- **YOUR OBJECTIVE**: Write out the material exactly, with the pictures left out.

-- begin SUPPLIED MATERIAL --

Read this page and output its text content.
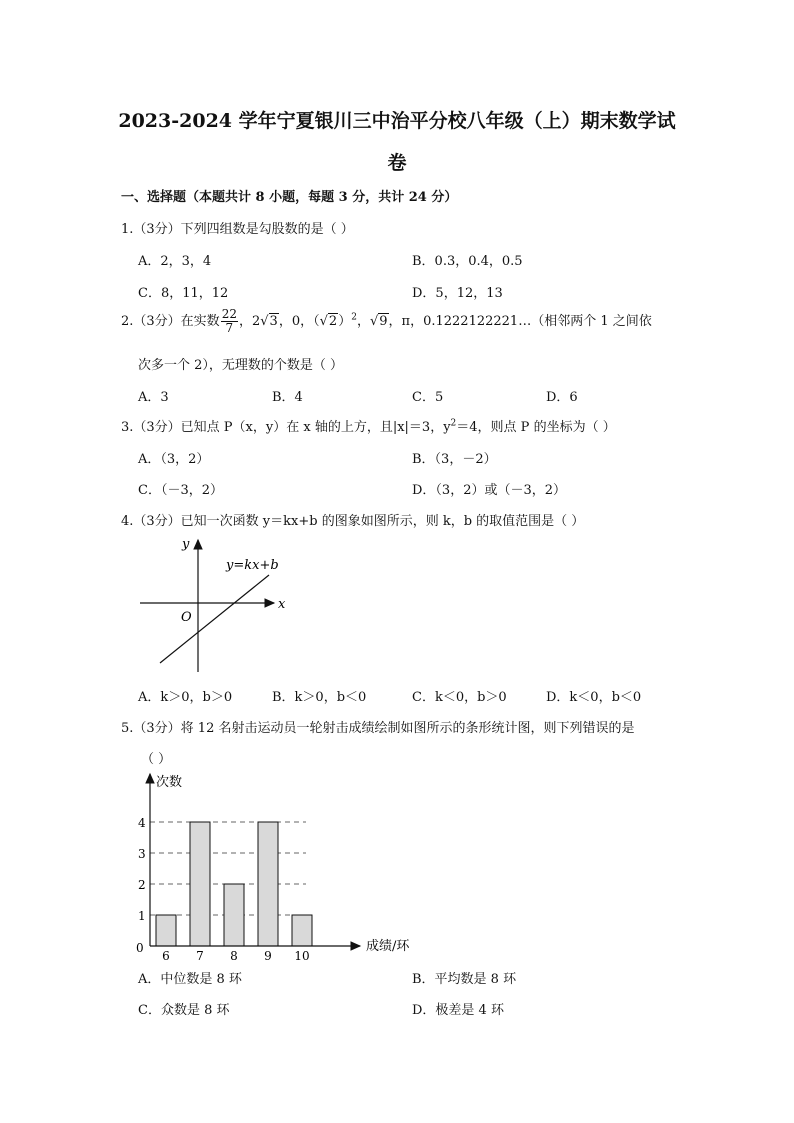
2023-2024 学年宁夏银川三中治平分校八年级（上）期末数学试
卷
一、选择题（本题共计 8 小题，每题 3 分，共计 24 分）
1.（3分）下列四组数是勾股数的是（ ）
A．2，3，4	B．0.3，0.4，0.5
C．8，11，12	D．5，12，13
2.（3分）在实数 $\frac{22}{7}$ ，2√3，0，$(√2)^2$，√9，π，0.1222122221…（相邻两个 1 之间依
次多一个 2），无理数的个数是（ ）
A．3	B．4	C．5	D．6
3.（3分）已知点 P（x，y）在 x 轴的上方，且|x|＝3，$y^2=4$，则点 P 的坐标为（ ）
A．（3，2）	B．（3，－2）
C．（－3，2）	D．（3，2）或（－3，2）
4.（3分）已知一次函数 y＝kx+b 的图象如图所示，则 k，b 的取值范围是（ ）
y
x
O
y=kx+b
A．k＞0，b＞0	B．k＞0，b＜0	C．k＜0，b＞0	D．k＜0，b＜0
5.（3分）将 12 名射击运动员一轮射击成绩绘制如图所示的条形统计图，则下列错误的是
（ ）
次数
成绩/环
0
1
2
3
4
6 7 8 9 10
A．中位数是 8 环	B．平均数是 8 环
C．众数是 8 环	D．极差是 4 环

-- end SUPPLIED MATERIAL --

- **EXERCISE RESULT**:
Read this page and output its text content.
2023-2024 学年宁夏银川三中治平分校八年级（上）期末数学试
卷
一、选择题（本题共计 8 小题，每题 3 分，共计 24 分）
1.（3分）下列四组数是勾股数的是（ ）
A．2，3，4	B．0.3，0.4，0.5
C．8，11，12	D．5，12，13
2.（3分）在实数 $\frac{22}{7}$ ，2√3，0，$(√2)^2$，√9，π，0.1222122221…（相邻两个 1 之间依
次多一个 2），无理数的个数是（ ）
A．3	B．4	C．5	D．6
3.（3分）已知点 P（x，y）在 x 轴的上方，且|x|＝3，$y^2=4$，则点 P 的坐标为（ ）
A．（3，2）	B．（3，－2）
C．（－3，2）	D．（3，2）或（－3，2）
4.（3分）已知一次函数 y＝kx+b 的图象如图所示，则 k，b 的取值范围是（ ）
y
x
O
y=kx+b
A．k＞0，b＞0	B．k＞0，b＜0	C．k＜0，b＞0	D．k＜0，b＜0
5.（3分）将 12 名射击运动员一轮射击成绩绘制如图所示的条形统计图，则下列错误的是
（ ）
次数
成绩/环
0
1
2
3
4
6 7 8 9 10
A．中位数是 8 环	B．平均数是 8 环
C．众数是 8 环	D．极差是 4 环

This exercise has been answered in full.